*Extracted data entries*
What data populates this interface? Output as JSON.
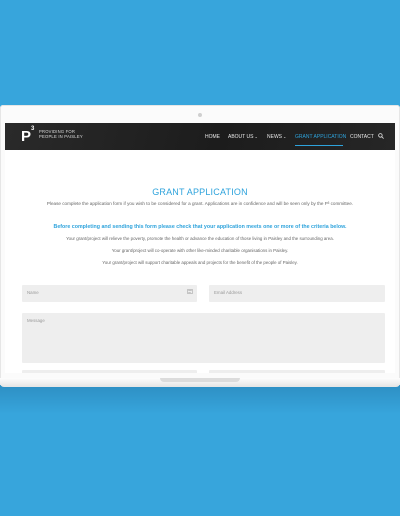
{
  "site": {
    "logo_letter": "P",
    "logo_sup": "3",
    "tagline": "PROVIDING FOR PEOPLE IN PAISLEY"
  },
  "nav": {
    "items": [
      {
        "label": "HOME"
      },
      {
        "label": "ABOUT US",
        "chevron": "⌄"
      },
      {
        "label": "NEWS",
        "chevron": "⌄"
      },
      {
        "label": "GRANT APPLICATION"
      },
      {
        "label": "CONTACT"
      }
    ],
    "active": "GRANT APPLICATION"
  },
  "page": {
    "title": "GRANT APPLICATION",
    "intro": "Please complete the application form if you wish to be considered for a grant. Applications are in confidence and will be seen only by the P³ committee.",
    "criteria_heading": "Before completing and sending this form please check that your application meets one or more of the criteria below.",
    "criteria": [
      "Your grant/project will relieve the poverty, promote the health or advance the education of those living in Paisley and the surrounding area.",
      "Your grant/project will co-operate with other like-minded charitable organisations in Paisley.",
      "Your grant/project will support charitable appeals and projects for the benefit of the people of Paisley."
    ]
  },
  "form": {
    "name_placeholder": "Name",
    "email_placeholder": "Email Address",
    "message_placeholder": "Message"
  },
  "colors": {
    "background": "#37a5dc",
    "accent": "#2ea3dc",
    "header": "#1f1f1f"
  }
}
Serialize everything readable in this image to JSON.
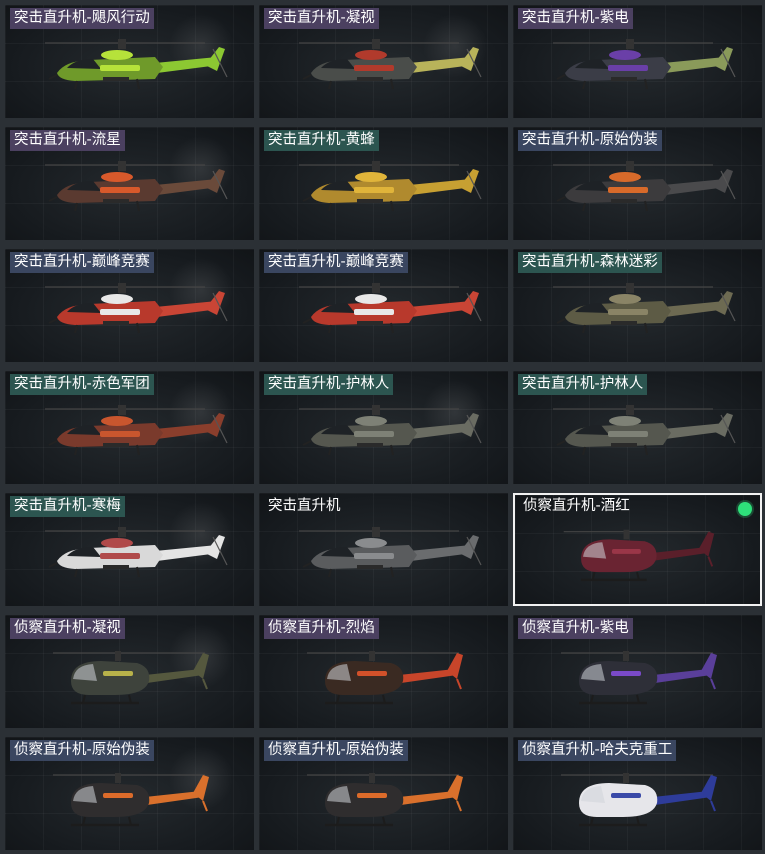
{
  "skins": [
    {
      "label": "突击直升机-飓风行动",
      "type": "attack",
      "tag": "purple",
      "body": "#6f9a2a",
      "accent": "#b6e23a",
      "tail": "#8cc832"
    },
    {
      "label": "突击直升机-凝视",
      "type": "attack",
      "tag": "purple",
      "body": "#4a4d4a",
      "accent": "#b13a2c",
      "tail": "#b8b35a"
    },
    {
      "label": "突击直升机-紫电",
      "type": "attack",
      "tag": "purple",
      "body": "#3b3d47",
      "accent": "#6a3fa8",
      "tail": "#8a9a5a"
    },
    {
      "label": "突击直升机-流星",
      "type": "attack",
      "tag": "purple",
      "body": "#5a3a30",
      "accent": "#d8592b",
      "tail": "#6a4a3a"
    },
    {
      "label": "突击直升机-黄蜂",
      "type": "attack",
      "tag": "teal",
      "body": "#b08a2e",
      "accent": "#e0b43a",
      "tail": "#c7a032"
    },
    {
      "label": "突击直升机-原始伪装",
      "type": "attack",
      "tag": "blue",
      "body": "#3c3b3d",
      "accent": "#d86a2a",
      "tail": "#4a4a4c"
    },
    {
      "label": "突击直升机-巅峰竞赛",
      "type": "attack",
      "tag": "blue",
      "body": "#b8392c",
      "accent": "#e8e8e8",
      "tail": "#c94535"
    },
    {
      "label": "突击直升机-巅峰竞赛",
      "type": "attack",
      "tag": "blue",
      "body": "#b8392c",
      "accent": "#e8e8e8",
      "tail": "#c94535"
    },
    {
      "label": "突击直升机-森林迷彩",
      "type": "attack",
      "tag": "teal",
      "body": "#5d5b45",
      "accent": "#8a8466",
      "tail": "#6d6a52"
    },
    {
      "label": "突击直升机-赤色军团",
      "type": "attack",
      "tag": "teal",
      "body": "#7a3a2c",
      "accent": "#c9562e",
      "tail": "#8a3e2c"
    },
    {
      "label": "突击直升机-护林人",
      "type": "attack",
      "tag": "teal",
      "body": "#55574f",
      "accent": "#7e8176",
      "tail": "#6a6c62"
    },
    {
      "label": "突击直升机-护林人",
      "type": "attack",
      "tag": "teal",
      "body": "#55574f",
      "accent": "#7e8176",
      "tail": "#6a6c62"
    },
    {
      "label": "突击直升机-寒梅",
      "type": "attack",
      "tag": "teal",
      "body": "#d9d9d9",
      "accent": "#b04a4a",
      "tail": "#e4e4e4"
    },
    {
      "label": "突击直升机",
      "type": "attack",
      "tag": "none",
      "body": "#5a5c5e",
      "accent": "#8a8c8e",
      "tail": "#6a6c6e"
    },
    {
      "label": "侦察直升机-酒红",
      "type": "recon",
      "tag": "none",
      "selected": true,
      "body": "#6a2432",
      "accent": "#9a3648",
      "tail": "#5a1f2a"
    },
    {
      "label": "侦察直升机-凝视",
      "type": "recon",
      "tag": "purple",
      "body": "#3e433c",
      "accent": "#b8b24a",
      "tail": "#55583e"
    },
    {
      "label": "侦察直升机-烈焰",
      "type": "recon",
      "tag": "purple",
      "body": "#3a2a22",
      "accent": "#d2512a",
      "tail": "#c8452a"
    },
    {
      "label": "侦察直升机-紫电",
      "type": "recon",
      "tag": "purple",
      "body": "#2e2f38",
      "accent": "#7a4ac8",
      "tail": "#5a3f9a"
    },
    {
      "label": "侦察直升机-原始伪装",
      "type": "recon",
      "tag": "blue",
      "body": "#2f2d2e",
      "accent": "#dc6b2a",
      "tail": "#d9702c"
    },
    {
      "label": "侦察直升机-原始伪装",
      "type": "recon",
      "tag": "blue",
      "body": "#2f2d2e",
      "accent": "#dc6b2a",
      "tail": "#d9702c"
    },
    {
      "label": "侦察直升机-哈夫克重工",
      "type": "recon",
      "tag": "blue",
      "body": "#e6e6ea",
      "accent": "#3a4aa8",
      "tail": "#2e3c9a"
    }
  ]
}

*WHAT YOU ARE ASKED TO DO*
Leave out the pictures, and give all the records again exactly.

*TASK ANSWER*
What data populates this interface? Output as JSON.
{
  "site": {
    "logo_letter": "P",
    "logo_sup": "3",
    "tagline": "PROVIDING FOR PEOPLE IN PAISLEY"
  },
  "nav": {
    "items": [
      {
        "label": "HOME"
      },
      {
        "label": "ABOUT US",
        "chevron": "⌄"
      },
      {
        "label": "NEWS",
        "chevron": "⌄"
      },
      {
        "label": "GRANT APPLICATION"
      },
      {
        "label": "CONTACT"
      }
    ],
    "active": "GRANT APPLICATION"
  },
  "page": {
    "title": "GRANT APPLICATION",
    "intro": "Please complete the application form if you wish to be considered for a grant. Applications are in confidence and will be seen only by the P³ committee.",
    "criteria_heading": "Before completing and sending this form please check that your application meets one or more of the criteria below.",
    "criteria": [
      "Your grant/project will relieve the poverty, promote the health or advance the education of those living in Paisley and the surrounding area.",
      "Your grant/project will co-operate with other like-minded charitable organisations in Paisley.",
      "Your grant/project will support charitable appeals and projects for the benefit of the people of Paisley."
    ]
  },
  "form": {
    "name_placeholder": "Name",
    "email_placeholder": "Email Address",
    "message_placeholder": "Message"
  },
  "colors": {
    "background": "#37a5dc",
    "accent": "#2ea3dc",
    "header": "#1f1f1f"
  }
}
Serialize everything readable in this image to JSON.
{
  "skins": [
    {
      "label": "突击直升机-飓风行动",
      "type": "attack",
      "tag": "purple",
      "body": "#6f9a2a",
      "accent": "#b6e23a",
      "tail": "#8cc832"
    },
    {
      "label": "突击直升机-凝视",
      "type": "attack",
      "tag": "purple",
      "body": "#4a4d4a",
      "accent": "#b13a2c",
      "tail": "#b8b35a"
    },
    {
      "label": "突击直升机-紫电",
      "type": "attack",
      "tag": "purple",
      "body": "#3b3d47",
      "accent": "#6a3fa8",
      "tail": "#8a9a5a"
    },
    {
      "label": "突击直升机-流星",
      "type": "attack",
      "tag": "purple",
      "body": "#5a3a30",
      "accent": "#d8592b",
      "tail": "#6a4a3a"
    },
    {
      "label": "突击直升机-黄蜂",
      "type": "attack",
      "tag": "teal",
      "body": "#b08a2e",
      "accent": "#e0b43a",
      "tail": "#c7a032"
    },
    {
      "label": "突击直升机-原始伪装",
      "type": "attack",
      "tag": "blue",
      "body": "#3c3b3d",
      "accent": "#d86a2a",
      "tail": "#4a4a4c"
    },
    {
      "label": "突击直升机-巅峰竞赛",
      "type": "attack",
      "tag": "blue",
      "body": "#b8392c",
      "accent": "#e8e8e8",
      "tail": "#c94535"
    },
    {
      "label": "突击直升机-巅峰竞赛",
      "type": "attack",
      "tag": "blue",
      "body": "#b8392c",
      "accent": "#e8e8e8",
      "tail": "#c94535"
    },
    {
      "label": "突击直升机-森林迷彩",
      "type": "attack",
      "tag": "teal",
      "body": "#5d5b45",
      "accent": "#8a8466",
      "tail": "#6d6a52"
    },
    {
      "label": "突击直升机-赤色军团",
      "type": "attack",
      "tag": "teal",
      "body": "#7a3a2c",
      "accent": "#c9562e",
      "tail": "#8a3e2c"
    },
    {
      "label": "突击直升机-护林人",
      "type": "attack",
      "tag": "teal",
      "body": "#55574f",
      "accent": "#7e8176",
      "tail": "#6a6c62"
    },
    {
      "label": "突击直升机-护林人",
      "type": "attack",
      "tag": "teal",
      "body": "#55574f",
      "accent": "#7e8176",
      "tail": "#6a6c62"
    },
    {
      "label": "突击直升机-寒梅",
      "type": "attack",
      "tag": "teal",
      "body": "#d9d9d9",
      "accent": "#b04a4a",
      "tail": "#e4e4e4"
    },
    {
      "label": "突击直升机",
      "type": "attack",
      "tag": "none",
      "body": "#5a5c5e",
      "accent": "#8a8c8e",
      "tail": "#6a6c6e"
    },
    {
      "label": "侦察直升机-酒红",
      "type": "recon",
      "tag": "none",
      "selected": true,
      "body": "#6a2432",
      "accent": "#9a3648",
      "tail": "#5a1f2a"
    },
    {
      "label": "侦察直升机-凝视",
      "type": "recon",
      "tag": "purple",
      "body": "#3e433c",
      "accent": "#b8b24a",
      "tail": "#55583e"
    },
    {
      "label": "侦察直升机-烈焰",
      "type": "recon",
      "tag": "purple",
      "body": "#3a2a22",
      "accent": "#d2512a",
      "tail": "#c8452a"
    },
    {
      "label": "侦察直升机-紫电",
      "type": "recon",
      "tag": "purple",
      "body": "#2e2f38",
      "accent": "#7a4ac8",
      "tail": "#5a3f9a"
    },
    {
      "label": "侦察直升机-原始伪装",
      "type": "recon",
      "tag": "blue",
      "body": "#2f2d2e",
      "accent": "#dc6b2a",
      "tail": "#d9702c"
    },
    {
      "label": "侦察直升机-原始伪装",
      "type": "recon",
      "tag": "blue",
      "body": "#2f2d2e",
      "accent": "#dc6b2a",
      "tail": "#d9702c"
    },
    {
      "label": "侦察直升机-哈夫克重工",
      "type": "recon",
      "tag": "blue",
      "body": "#e6e6ea",
      "accent": "#3a4aa8",
      "tail": "#2e3c9a"
    }
  ]
}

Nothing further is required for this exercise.